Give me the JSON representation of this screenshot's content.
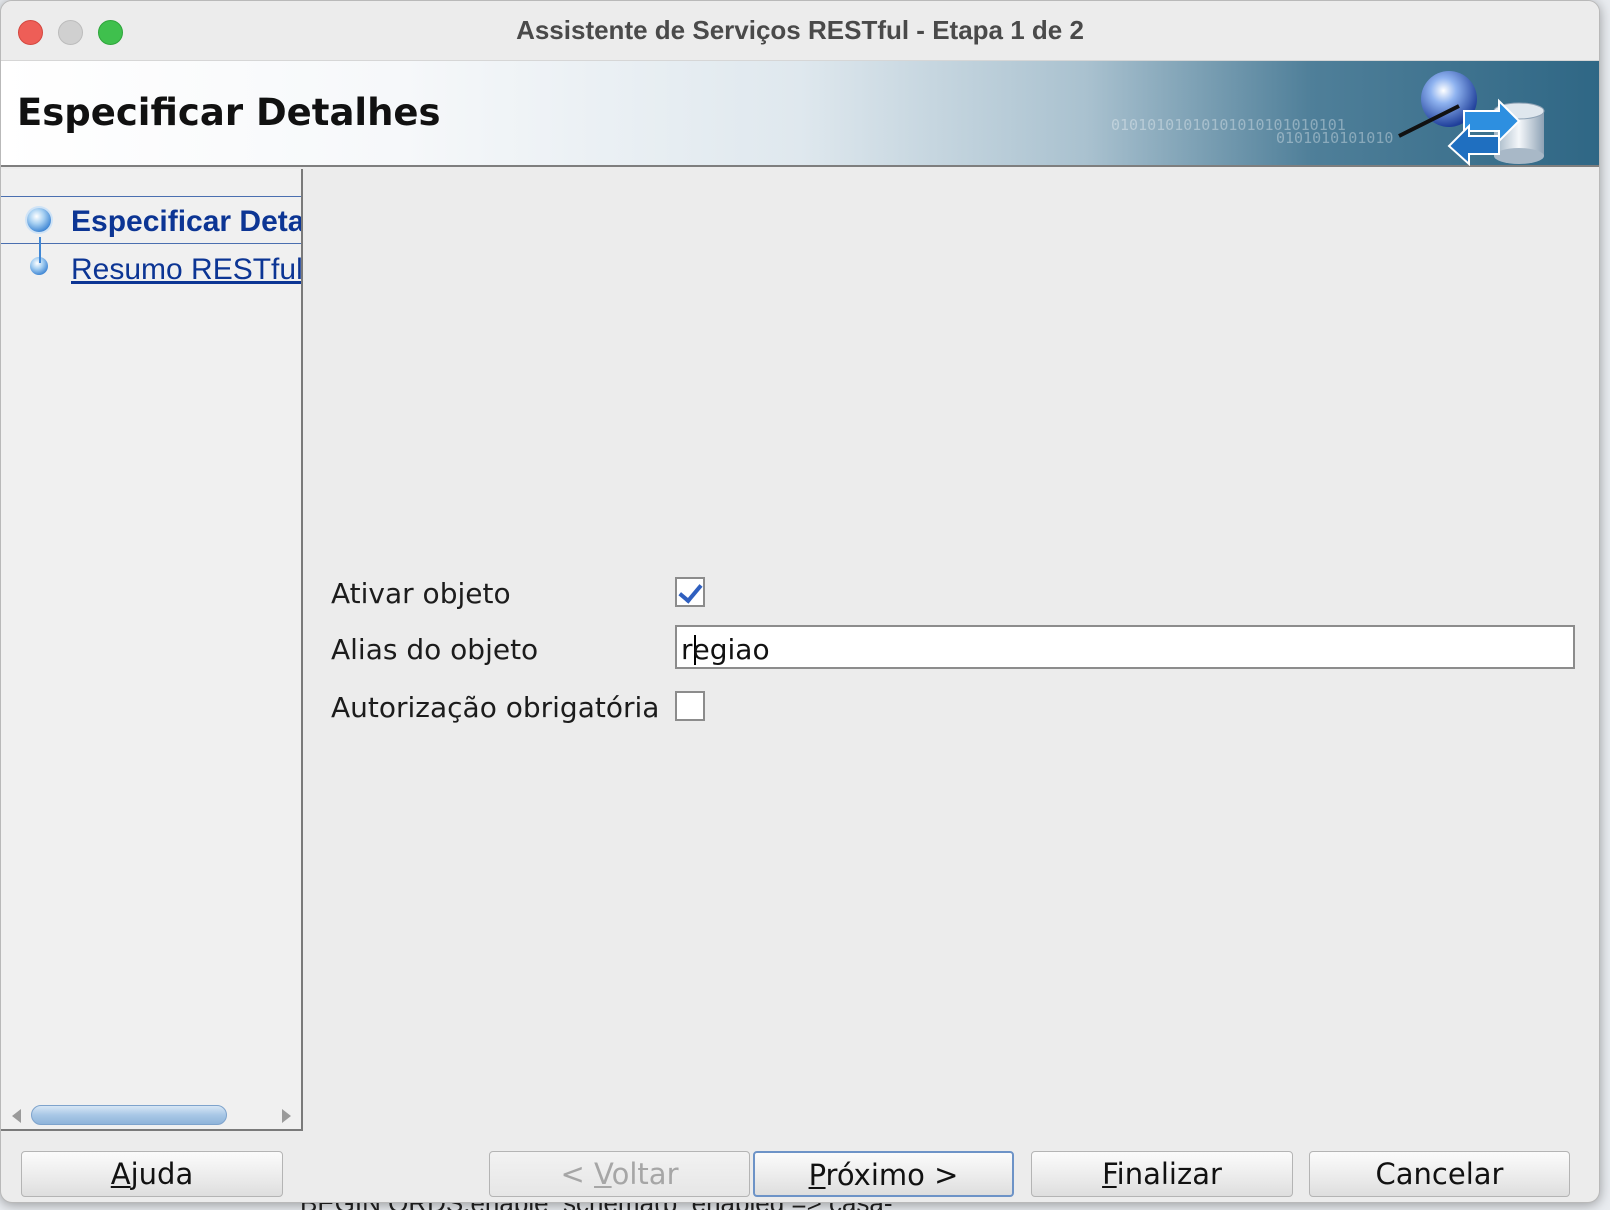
{
  "window": {
    "title": "Assistente de Serviços RESTful - Etapa 1 de 2"
  },
  "banner": {
    "title": "Especificar Detalhes",
    "binary_line_1": "01010101010101010101010101",
    "binary_line_2": "0101010101010"
  },
  "steps": [
    {
      "label": "Especificar Detalhes",
      "state": "current"
    },
    {
      "label": "Resumo RESTful",
      "state": "link"
    }
  ],
  "form": {
    "enable_object": {
      "label": "Ativar objeto",
      "checked": true
    },
    "object_alias": {
      "label": "Alias do objeto",
      "value_prefix": "r",
      "value_suffix": "egiao"
    },
    "authorization_required": {
      "label": "Autorização obrigatória",
      "checked": false
    }
  },
  "buttons": {
    "help": {
      "mnemonic": "A",
      "rest": "juda"
    },
    "back": {
      "prefix": "< ",
      "mnemonic": "V",
      "rest": "oltar",
      "enabled": false
    },
    "next": {
      "mnemonic": "P",
      "rest": "róximo >"
    },
    "finish": {
      "mnemonic": "F",
      "rest": "inalizar"
    },
    "cancel": {
      "label": "Cancelar"
    }
  },
  "background": {
    "text": "BEGIN  ORDS.enable_schema(p_enabled          =>  casa-"
  },
  "colors": {
    "accent": "#0c3594",
    "checkbox_check": "#2f5fbf",
    "banner_dark": "#2f6785"
  },
  "icons": [
    "close-icon",
    "minimize-icon",
    "maximize-icon",
    "globe-icon",
    "transfer-arrows-icon",
    "database-icon",
    "step-bullet-icon",
    "scroll-left-icon",
    "scroll-right-icon",
    "checkmark-icon"
  ]
}
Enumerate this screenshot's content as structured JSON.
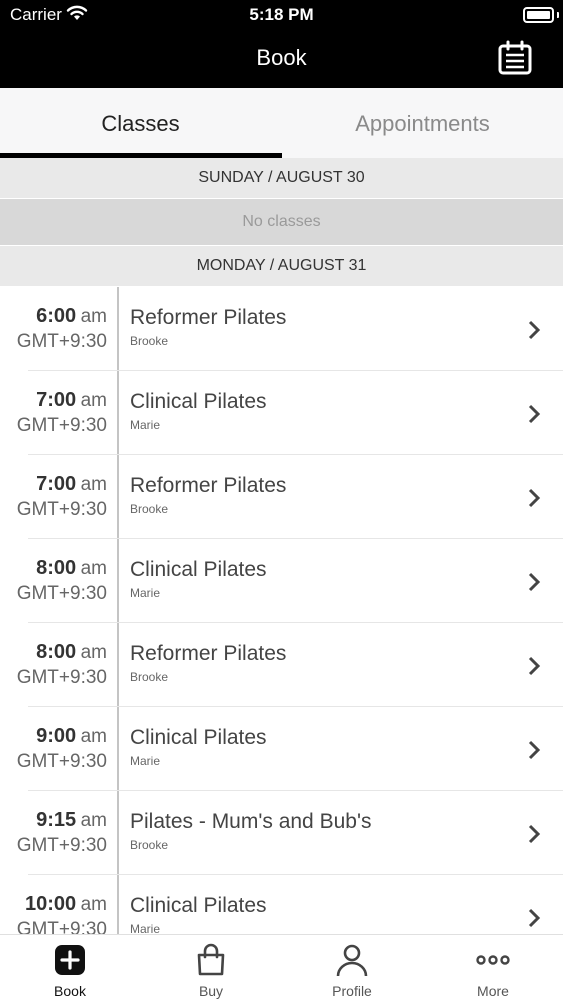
{
  "status_bar": {
    "carrier": "Carrier",
    "time": "5:18 PM"
  },
  "nav": {
    "title": "Book",
    "calendar_icon": "calendar-list-icon"
  },
  "tabs": [
    {
      "label": "Classes",
      "active": true
    },
    {
      "label": "Appointments",
      "active": false
    }
  ],
  "days": [
    {
      "header": "SUNDAY / AUGUST 30",
      "empty_text": "No classes"
    },
    {
      "header": "MONDAY / AUGUST 31"
    }
  ],
  "classes": [
    {
      "time": "6:00",
      "ampm": "am",
      "tz": "GMT+9:30",
      "name": "Reformer Pilates",
      "instructor": "Brooke"
    },
    {
      "time": "7:00",
      "ampm": "am",
      "tz": "GMT+9:30",
      "name": "Clinical Pilates",
      "instructor": "Marie"
    },
    {
      "time": "7:00",
      "ampm": "am",
      "tz": "GMT+9:30",
      "name": "Reformer Pilates",
      "instructor": "Brooke"
    },
    {
      "time": "8:00",
      "ampm": "am",
      "tz": "GMT+9:30",
      "name": "Clinical Pilates",
      "instructor": "Marie"
    },
    {
      "time": "8:00",
      "ampm": "am",
      "tz": "GMT+9:30",
      "name": "Reformer Pilates",
      "instructor": "Brooke"
    },
    {
      "time": "9:00",
      "ampm": "am",
      "tz": "GMT+9:30",
      "name": "Clinical Pilates",
      "instructor": "Marie"
    },
    {
      "time": "9:15",
      "ampm": "am",
      "tz": "GMT+9:30",
      "name": "Pilates - Mum's and Bub's",
      "instructor": "Brooke"
    },
    {
      "time": "10:00",
      "ampm": "am",
      "tz": "GMT+9:30",
      "name": "Clinical Pilates",
      "instructor": "Marie"
    }
  ],
  "tab_bar": [
    {
      "label": "Book",
      "icon": "plus-square-icon",
      "active": true
    },
    {
      "label": "Buy",
      "icon": "shopping-bag-icon",
      "active": false
    },
    {
      "label": "Profile",
      "icon": "person-icon",
      "active": false
    },
    {
      "label": "More",
      "icon": "more-dots-icon",
      "active": false
    }
  ],
  "colors": {
    "header_bg": "#000000",
    "active_tab": "#000000",
    "inactive_text": "#8a8a8a",
    "day_header_bg": "#e9e9e9",
    "no_classes_bg": "#d8d8d8"
  }
}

########

▶ [AIM]: In your copy, leave out the pictures and reproduce the material above exactly.

▶ [FULL RESPONSE]:
Give me the JSON representation of this screenshot's content.
{
  "window": {
    "title": "Assistente de Serviços RESTful - Etapa 1 de 2"
  },
  "banner": {
    "title": "Especificar Detalhes",
    "binary_line_1": "01010101010101010101010101",
    "binary_line_2": "0101010101010"
  },
  "steps": [
    {
      "label": "Especificar Detalhes",
      "state": "current"
    },
    {
      "label": "Resumo RESTful",
      "state": "link"
    }
  ],
  "form": {
    "enable_object": {
      "label": "Ativar objeto",
      "checked": true
    },
    "object_alias": {
      "label": "Alias do objeto",
      "value_prefix": "r",
      "value_suffix": "egiao"
    },
    "authorization_required": {
      "label": "Autorização obrigatória",
      "checked": false
    }
  },
  "buttons": {
    "help": {
      "mnemonic": "A",
      "rest": "juda"
    },
    "back": {
      "prefix": "< ",
      "mnemonic": "V",
      "rest": "oltar",
      "enabled": false
    },
    "next": {
      "mnemonic": "P",
      "rest": "róximo >"
    },
    "finish": {
      "mnemonic": "F",
      "rest": "inalizar"
    },
    "cancel": {
      "label": "Cancelar"
    }
  },
  "background": {
    "text": "BEGIN  ORDS.enable_schema(p_enabled          =>  casa-"
  },
  "colors": {
    "accent": "#0c3594",
    "checkbox_check": "#2f5fbf",
    "banner_dark": "#2f6785"
  },
  "icons": [
    "close-icon",
    "minimize-icon",
    "maximize-icon",
    "globe-icon",
    "transfer-arrows-icon",
    "database-icon",
    "step-bullet-icon",
    "scroll-left-icon",
    "scroll-right-icon",
    "checkmark-icon"
  ]
}
Enumerate this screenshot's content as structured JSON.
{
  "status_bar": {
    "carrier": "Carrier",
    "time": "5:18 PM"
  },
  "nav": {
    "title": "Book",
    "calendar_icon": "calendar-list-icon"
  },
  "tabs": [
    {
      "label": "Classes",
      "active": true
    },
    {
      "label": "Appointments",
      "active": false
    }
  ],
  "days": [
    {
      "header": "SUNDAY / AUGUST 30",
      "empty_text": "No classes"
    },
    {
      "header": "MONDAY / AUGUST 31"
    }
  ],
  "classes": [
    {
      "time": "6:00",
      "ampm": "am",
      "tz": "GMT+9:30",
      "name": "Reformer Pilates",
      "instructor": "Brooke"
    },
    {
      "time": "7:00",
      "ampm": "am",
      "tz": "GMT+9:30",
      "name": "Clinical Pilates",
      "instructor": "Marie"
    },
    {
      "time": "7:00",
      "ampm": "am",
      "tz": "GMT+9:30",
      "name": "Reformer Pilates",
      "instructor": "Brooke"
    },
    {
      "time": "8:00",
      "ampm": "am",
      "tz": "GMT+9:30",
      "name": "Clinical Pilates",
      "instructor": "Marie"
    },
    {
      "time": "8:00",
      "ampm": "am",
      "tz": "GMT+9:30",
      "name": "Reformer Pilates",
      "instructor": "Brooke"
    },
    {
      "time": "9:00",
      "ampm": "am",
      "tz": "GMT+9:30",
      "name": "Clinical Pilates",
      "instructor": "Marie"
    },
    {
      "time": "9:15",
      "ampm": "am",
      "tz": "GMT+9:30",
      "name": "Pilates - Mum's and Bub's",
      "instructor": "Brooke"
    },
    {
      "time": "10:00",
      "ampm": "am",
      "tz": "GMT+9:30",
      "name": "Clinical Pilates",
      "instructor": "Marie"
    }
  ],
  "tab_bar": [
    {
      "label": "Book",
      "icon": "plus-square-icon",
      "active": true
    },
    {
      "label": "Buy",
      "icon": "shopping-bag-icon",
      "active": false
    },
    {
      "label": "Profile",
      "icon": "person-icon",
      "active": false
    },
    {
      "label": "More",
      "icon": "more-dots-icon",
      "active": false
    }
  ],
  "colors": {
    "header_bg": "#000000",
    "active_tab": "#000000",
    "inactive_text": "#8a8a8a",
    "day_header_bg": "#e9e9e9",
    "no_classes_bg": "#d8d8d8"
  }
}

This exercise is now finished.